## TO DO:
From the entries that follow, pick out all lines holding "document".
------ DATA FOR THE TASK ------
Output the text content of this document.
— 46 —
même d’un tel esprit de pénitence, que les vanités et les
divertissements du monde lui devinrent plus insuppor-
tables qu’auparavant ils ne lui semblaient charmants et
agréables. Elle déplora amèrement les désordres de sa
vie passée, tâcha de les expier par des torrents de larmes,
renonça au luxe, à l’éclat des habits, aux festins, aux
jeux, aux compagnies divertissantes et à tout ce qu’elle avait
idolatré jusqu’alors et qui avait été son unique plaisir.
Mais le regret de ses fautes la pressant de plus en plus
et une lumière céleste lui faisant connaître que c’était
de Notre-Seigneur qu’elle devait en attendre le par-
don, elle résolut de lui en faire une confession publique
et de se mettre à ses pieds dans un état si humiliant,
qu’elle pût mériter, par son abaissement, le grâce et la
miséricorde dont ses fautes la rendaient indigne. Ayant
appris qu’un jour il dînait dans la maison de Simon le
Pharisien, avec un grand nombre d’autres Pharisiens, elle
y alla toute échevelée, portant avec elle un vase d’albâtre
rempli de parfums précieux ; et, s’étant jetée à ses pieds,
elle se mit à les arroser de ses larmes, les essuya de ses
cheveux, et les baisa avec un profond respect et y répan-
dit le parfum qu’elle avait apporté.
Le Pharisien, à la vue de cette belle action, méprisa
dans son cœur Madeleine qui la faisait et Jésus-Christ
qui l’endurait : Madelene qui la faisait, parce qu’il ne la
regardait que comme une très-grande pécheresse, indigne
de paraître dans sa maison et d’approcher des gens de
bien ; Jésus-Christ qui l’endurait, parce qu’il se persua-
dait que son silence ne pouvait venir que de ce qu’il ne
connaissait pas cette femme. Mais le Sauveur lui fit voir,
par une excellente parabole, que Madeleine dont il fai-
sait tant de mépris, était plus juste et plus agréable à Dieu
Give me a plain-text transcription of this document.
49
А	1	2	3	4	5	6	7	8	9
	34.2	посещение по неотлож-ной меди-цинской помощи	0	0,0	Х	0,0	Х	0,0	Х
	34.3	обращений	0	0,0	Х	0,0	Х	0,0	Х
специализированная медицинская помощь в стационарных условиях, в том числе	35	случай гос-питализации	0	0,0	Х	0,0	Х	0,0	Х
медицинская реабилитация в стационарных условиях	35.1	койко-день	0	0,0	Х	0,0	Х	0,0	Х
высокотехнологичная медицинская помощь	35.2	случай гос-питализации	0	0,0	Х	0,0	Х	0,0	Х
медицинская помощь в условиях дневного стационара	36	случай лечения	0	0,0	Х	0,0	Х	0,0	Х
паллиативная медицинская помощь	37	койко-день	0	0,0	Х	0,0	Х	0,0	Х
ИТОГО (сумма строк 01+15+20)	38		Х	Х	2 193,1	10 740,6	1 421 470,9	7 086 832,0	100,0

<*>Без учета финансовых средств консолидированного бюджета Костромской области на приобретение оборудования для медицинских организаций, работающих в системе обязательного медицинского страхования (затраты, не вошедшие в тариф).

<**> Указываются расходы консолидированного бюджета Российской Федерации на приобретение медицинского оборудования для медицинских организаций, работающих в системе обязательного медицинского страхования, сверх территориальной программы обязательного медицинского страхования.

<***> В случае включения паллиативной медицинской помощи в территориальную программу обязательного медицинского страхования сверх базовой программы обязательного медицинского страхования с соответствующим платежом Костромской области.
------
## EXPECTED OUTPUT:
Output the text content of this document.
Give me a plain-text transcription of this document.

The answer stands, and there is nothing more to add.